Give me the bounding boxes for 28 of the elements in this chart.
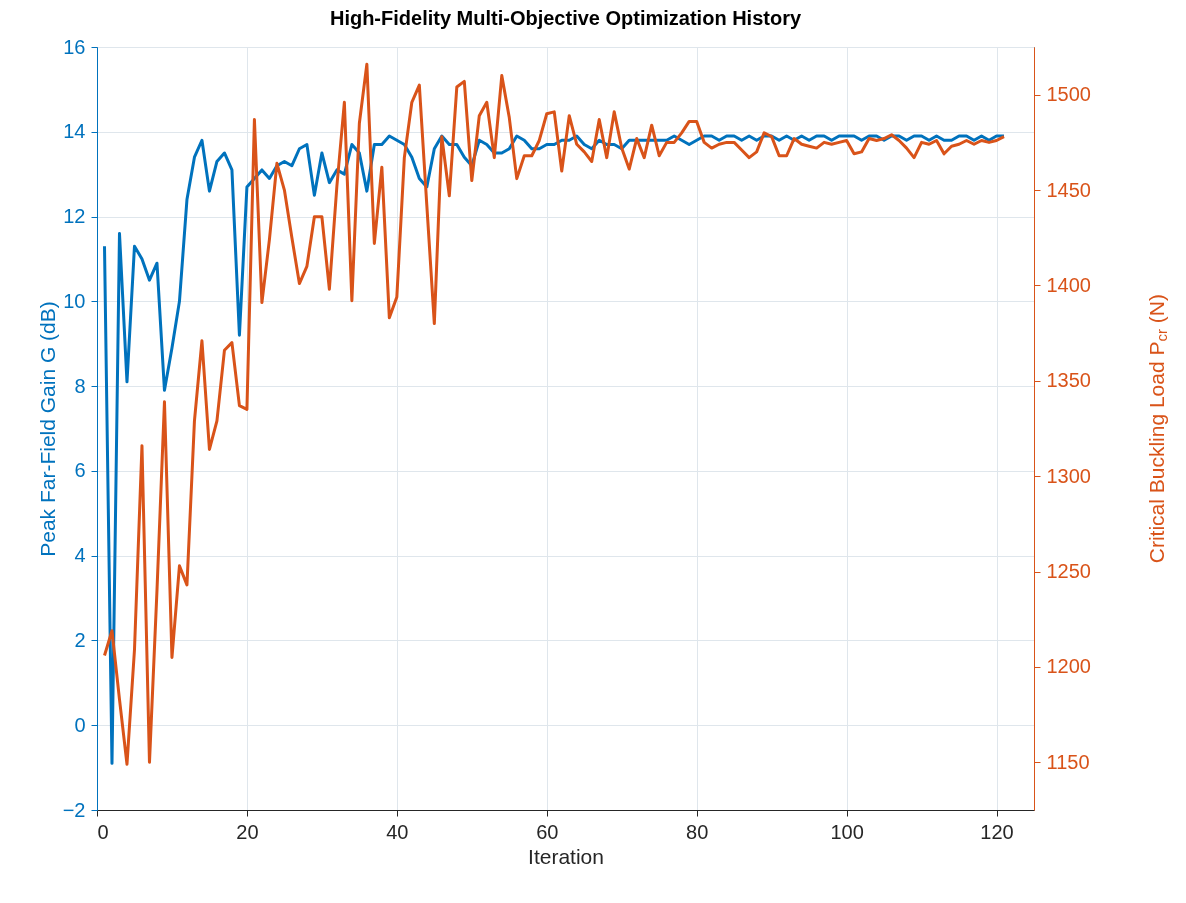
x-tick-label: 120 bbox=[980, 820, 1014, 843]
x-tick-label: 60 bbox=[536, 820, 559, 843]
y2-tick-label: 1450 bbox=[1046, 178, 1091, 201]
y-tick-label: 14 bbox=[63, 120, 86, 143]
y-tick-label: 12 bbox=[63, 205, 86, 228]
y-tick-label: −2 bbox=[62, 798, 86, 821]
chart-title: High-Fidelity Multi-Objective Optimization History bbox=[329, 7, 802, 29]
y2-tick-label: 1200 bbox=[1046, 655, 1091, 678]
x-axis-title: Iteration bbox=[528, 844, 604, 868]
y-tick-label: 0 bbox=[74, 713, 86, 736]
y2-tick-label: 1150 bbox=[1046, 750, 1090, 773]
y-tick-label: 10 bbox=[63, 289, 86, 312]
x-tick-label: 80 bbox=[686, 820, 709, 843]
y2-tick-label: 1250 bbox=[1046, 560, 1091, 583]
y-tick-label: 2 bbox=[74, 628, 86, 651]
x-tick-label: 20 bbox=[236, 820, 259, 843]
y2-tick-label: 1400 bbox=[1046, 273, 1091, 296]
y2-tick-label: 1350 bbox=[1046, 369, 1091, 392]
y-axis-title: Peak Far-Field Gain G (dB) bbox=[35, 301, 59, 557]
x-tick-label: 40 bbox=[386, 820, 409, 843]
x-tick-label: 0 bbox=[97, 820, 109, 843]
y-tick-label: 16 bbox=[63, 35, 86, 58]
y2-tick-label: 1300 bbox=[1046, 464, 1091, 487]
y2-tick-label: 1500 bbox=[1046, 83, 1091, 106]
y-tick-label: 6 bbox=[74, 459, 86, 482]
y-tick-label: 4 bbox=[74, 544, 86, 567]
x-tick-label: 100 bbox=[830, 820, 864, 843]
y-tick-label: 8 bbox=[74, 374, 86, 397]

[WORK INSTRUCTIONS]:
Copy out all of the material above, swapping every "y2-tick-label" for "secondary-y-tick-label" and keeping everything else the same. Omit the pictures.

[TASK SOLUTION]:
Give me the bounding boxes for 28 of the elements in this chart.
x-tick-label: 120 bbox=[980, 820, 1014, 843]
x-tick-label: 60 bbox=[536, 820, 559, 843]
secondary-y-tick-label: 1450 bbox=[1046, 178, 1091, 201]
y-tick-label: 14 bbox=[63, 120, 86, 143]
y-tick-label: 12 bbox=[63, 205, 86, 228]
y-tick-label: −2 bbox=[62, 798, 86, 821]
chart-title: High-Fidelity Multi-Objective Optimization History bbox=[329, 7, 802, 29]
secondary-y-tick-label: 1200 bbox=[1046, 655, 1091, 678]
x-axis-title: Iteration bbox=[528, 844, 604, 868]
y-tick-label: 0 bbox=[74, 713, 86, 736]
secondary-y-tick-label: 1150 bbox=[1046, 750, 1090, 773]
y-tick-label: 10 bbox=[63, 289, 86, 312]
x-tick-label: 80 bbox=[686, 820, 709, 843]
secondary-y-tick-label: 1250 bbox=[1046, 560, 1091, 583]
y-tick-label: 2 bbox=[74, 628, 86, 651]
x-tick-label: 20 bbox=[236, 820, 259, 843]
secondary-y-tick-label: 1400 bbox=[1046, 273, 1091, 296]
secondary-y-tick-label: 1350 bbox=[1046, 369, 1091, 392]
y-axis-title: Peak Far-Field Gain G (dB) bbox=[35, 301, 59, 557]
x-tick-label: 40 bbox=[386, 820, 409, 843]
x-tick-label: 0 bbox=[97, 820, 109, 843]
y-tick-label: 16 bbox=[63, 35, 86, 58]
secondary-y-tick-label: 1300 bbox=[1046, 464, 1091, 487]
secondary-y-tick-label: 1500 bbox=[1046, 83, 1091, 106]
y-tick-label: 6 bbox=[74, 459, 86, 482]
y-tick-label: 4 bbox=[74, 544, 86, 567]
x-tick-label: 100 bbox=[830, 820, 864, 843]
y-tick-label: 8 bbox=[74, 374, 86, 397]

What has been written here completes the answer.